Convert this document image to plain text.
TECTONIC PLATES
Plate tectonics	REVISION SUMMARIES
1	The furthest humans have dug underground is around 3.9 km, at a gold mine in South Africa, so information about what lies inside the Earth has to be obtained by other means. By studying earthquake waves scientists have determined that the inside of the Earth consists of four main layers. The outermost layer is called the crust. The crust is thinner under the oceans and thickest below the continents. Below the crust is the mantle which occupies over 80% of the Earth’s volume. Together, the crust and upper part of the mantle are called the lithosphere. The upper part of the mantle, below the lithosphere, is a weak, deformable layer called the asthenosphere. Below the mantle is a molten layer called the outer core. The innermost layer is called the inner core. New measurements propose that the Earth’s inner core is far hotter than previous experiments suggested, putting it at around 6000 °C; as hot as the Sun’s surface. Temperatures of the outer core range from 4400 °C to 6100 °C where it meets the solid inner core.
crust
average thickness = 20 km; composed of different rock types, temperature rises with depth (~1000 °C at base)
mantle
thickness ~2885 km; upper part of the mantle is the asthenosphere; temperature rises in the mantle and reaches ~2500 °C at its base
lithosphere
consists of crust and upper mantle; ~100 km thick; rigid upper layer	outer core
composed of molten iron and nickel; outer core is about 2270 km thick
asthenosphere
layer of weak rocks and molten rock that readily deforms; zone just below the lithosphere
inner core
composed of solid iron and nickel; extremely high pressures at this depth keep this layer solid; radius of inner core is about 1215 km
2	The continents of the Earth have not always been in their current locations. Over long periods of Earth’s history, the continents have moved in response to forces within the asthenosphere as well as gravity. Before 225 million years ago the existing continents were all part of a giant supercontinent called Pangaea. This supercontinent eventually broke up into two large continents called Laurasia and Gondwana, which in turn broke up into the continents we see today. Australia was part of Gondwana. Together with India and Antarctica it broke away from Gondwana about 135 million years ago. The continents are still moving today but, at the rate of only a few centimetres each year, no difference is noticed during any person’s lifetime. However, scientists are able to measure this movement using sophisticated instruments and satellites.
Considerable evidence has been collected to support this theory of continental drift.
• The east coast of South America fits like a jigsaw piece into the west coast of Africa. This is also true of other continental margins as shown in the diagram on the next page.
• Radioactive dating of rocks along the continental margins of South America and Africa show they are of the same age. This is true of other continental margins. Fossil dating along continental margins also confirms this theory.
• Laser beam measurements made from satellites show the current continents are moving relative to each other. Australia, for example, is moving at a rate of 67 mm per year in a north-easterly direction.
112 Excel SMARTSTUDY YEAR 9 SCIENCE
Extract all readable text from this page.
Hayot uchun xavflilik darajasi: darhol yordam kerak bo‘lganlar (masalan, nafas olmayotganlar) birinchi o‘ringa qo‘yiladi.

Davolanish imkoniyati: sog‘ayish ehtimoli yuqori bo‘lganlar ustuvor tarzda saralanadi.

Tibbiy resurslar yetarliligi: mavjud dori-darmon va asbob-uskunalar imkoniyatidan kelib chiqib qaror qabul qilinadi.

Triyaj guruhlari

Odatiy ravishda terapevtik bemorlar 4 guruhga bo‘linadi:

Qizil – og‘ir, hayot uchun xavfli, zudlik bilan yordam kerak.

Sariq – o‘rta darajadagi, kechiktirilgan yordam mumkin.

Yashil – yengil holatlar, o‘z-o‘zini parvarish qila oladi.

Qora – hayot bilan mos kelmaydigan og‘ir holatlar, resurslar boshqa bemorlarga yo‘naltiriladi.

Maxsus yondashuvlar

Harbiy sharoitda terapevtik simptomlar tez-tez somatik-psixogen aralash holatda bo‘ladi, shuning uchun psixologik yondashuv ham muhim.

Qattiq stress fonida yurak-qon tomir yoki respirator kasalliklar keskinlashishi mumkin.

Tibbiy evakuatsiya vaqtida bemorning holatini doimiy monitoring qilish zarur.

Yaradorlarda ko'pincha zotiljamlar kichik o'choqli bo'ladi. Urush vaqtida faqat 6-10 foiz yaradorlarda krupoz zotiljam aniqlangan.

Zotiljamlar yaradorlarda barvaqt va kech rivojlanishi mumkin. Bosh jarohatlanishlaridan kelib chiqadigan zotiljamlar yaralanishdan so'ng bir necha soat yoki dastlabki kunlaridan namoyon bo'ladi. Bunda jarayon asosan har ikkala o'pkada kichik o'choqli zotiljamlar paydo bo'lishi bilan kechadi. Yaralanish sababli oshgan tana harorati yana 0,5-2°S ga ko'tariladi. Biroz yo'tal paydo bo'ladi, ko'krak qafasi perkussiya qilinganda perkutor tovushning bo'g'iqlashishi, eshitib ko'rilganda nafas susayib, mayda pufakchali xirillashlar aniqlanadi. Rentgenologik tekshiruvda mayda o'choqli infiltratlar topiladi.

§ §

**GIVEN EXERCISE**
Once more, set down the full listing, verbatim.

**COMPLETE RESPONSE**
Convert this document image to plain text.
TECTONIC PLATES
Plate tectonics	REVISION SUMMARIES
1	The furthest humans have dug underground is around 3.9 km, at a gold mine in South Africa, so information about what lies inside the Earth has to be obtained by other means. By studying earthquake waves scientists have determined that the inside of the Earth consists of four main layers. The outermost layer is called the crust. The crust is thinner under the oceans and thickest below the continents. Below the crust is the mantle which occupies over 80% of the Earth’s volume. Together, the crust and upper part of the mantle are called the lithosphere. The upper part of the mantle, below the lithosphere, is a weak, deformable layer called the asthenosphere. Below the mantle is a molten layer called the outer core. The innermost layer is called the inner core. New measurements propose that the Earth’s inner core is far hotter than previous experiments suggested, putting it at around 6000 °C; as hot as the Sun’s surface. Temperatures of the outer core range from 4400 °C to 6100 °C where it meets the solid inner core.
crust
average thickness = 20 km; composed of different rock types, temperature rises with depth (~1000 °C at base)
mantle
thickness ~2885 km; upper part of the mantle is the asthenosphere; temperature rises in the mantle and reaches ~2500 °C at its base
lithosphere
consists of crust and upper mantle; ~100 km thick; rigid upper layer	outer core
composed of molten iron and nickel; outer core is about 2270 km thick
asthenosphere
layer of weak rocks and molten rock that readily deforms; zone just below the lithosphere
inner core
composed of solid iron and nickel; extremely high pressures at this depth keep this layer solid; radius of inner core is about 1215 km
2	The continents of the Earth have not always been in their current locations. Over long periods of Earth’s history, the continents have moved in response to forces within the asthenosphere as well as gravity. Before 225 million years ago the existing continents were all part of a giant supercontinent called Pangaea. This supercontinent eventually broke up into two large continents called Laurasia and Gondwana, which in turn broke up into the continents we see today. Australia was part of Gondwana. Together with India and Antarctica it broke away from Gondwana about 135 million years ago. The continents are still moving today but, at the rate of only a few centimetres each year, no difference is noticed during any person’s lifetime. However, scientists are able to measure this movement using sophisticated instruments and satellites.
Considerable evidence has been collected to support this theory of continental drift.
• The east coast of South America fits like a jigsaw piece into the west coast of Africa. This is also true of other continental margins as shown in the diagram on the next page.
• Radioactive dating of rocks along the continental margins of South America and Africa show they are of the same age. This is true of other continental margins. Fossil dating along continental margins also confirms this theory.
• Laser beam measurements made from satellites show the current continents are moving relative to each other. Australia, for example, is moving at a rate of 67 mm per year in a north-easterly direction.
112 Excel SMARTSTUDY YEAR 9 SCIENCE
Extract all readable text from this page.
Hayot uchun xavflilik darajasi: darhol yordam kerak bo‘lganlar (masalan, nafas olmayotganlar) birinchi o‘ringa qo‘yiladi.

Davolanish imkoniyati: sog‘ayish ehtimoli yuqori bo‘lganlar ustuvor tarzda saralanadi.

Tibbiy resurslar yetarliligi: mavjud dori-darmon va asbob-uskunalar imkoniyatidan kelib chiqib qaror qabul qilinadi.

Triyaj guruhlari

Odatiy ravishda terapevtik bemorlar 4 guruhga bo‘linadi:

Qizil – og‘ir, hayot uchun xavfli, zudlik bilan yordam kerak.

Sariq – o‘rta darajadagi, kechiktirilgan yordam mumkin.

Yashil – yengil holatlar, o‘z-o‘zini parvarish qila oladi.

Qora – hayot bilan mos kelmaydigan og‘ir holatlar, resurslar boshqa bemorlarga yo‘naltiriladi.

Maxsus yondashuvlar

Harbiy sharoitda terapevtik simptomlar tez-tez somatik-psixogen aralash holatda bo‘ladi, shuning uchun psixologik yondashuv ham muhim.

Qattiq stress fonida yurak-qon tomir yoki respirator kasalliklar keskinlashishi mumkin.

Tibbiy evakuatsiya vaqtida bemorning holatini doimiy monitoring qilish zarur.

Yaradorlarda ko'pincha zotiljamlar kichik o'choqli bo'ladi. Urush vaqtida faqat 6-10 foiz yaradorlarda krupoz zotiljam aniqlangan.

Zotiljamlar yaradorlarda barvaqt va kech rivojlanishi mumkin. Bosh jarohatlanishlaridan kelib chiqadigan zotiljamlar yaralanishdan so'ng bir necha soat yoki dastlabki kunlaridan namoyon bo'ladi. Bunda jarayon asosan har ikkala o'pkada kichik o'choqli zotiljamlar paydo bo'lishi bilan kechadi. Yaralanish sababli oshgan tana harorati yana 0,5-2°S ga ko'tariladi. Biroz yo'tal paydo bo'ladi, ko'krak qafasi perkussiya qilinganda perkutor tovushning bo'g'iqlashishi, eshitib ko'rilganda nafas susayib, mayda pufakchali xirillashlar aniqlanadi. Rentgenologik tekshiruvda mayda o'choqli infiltratlar topiladi.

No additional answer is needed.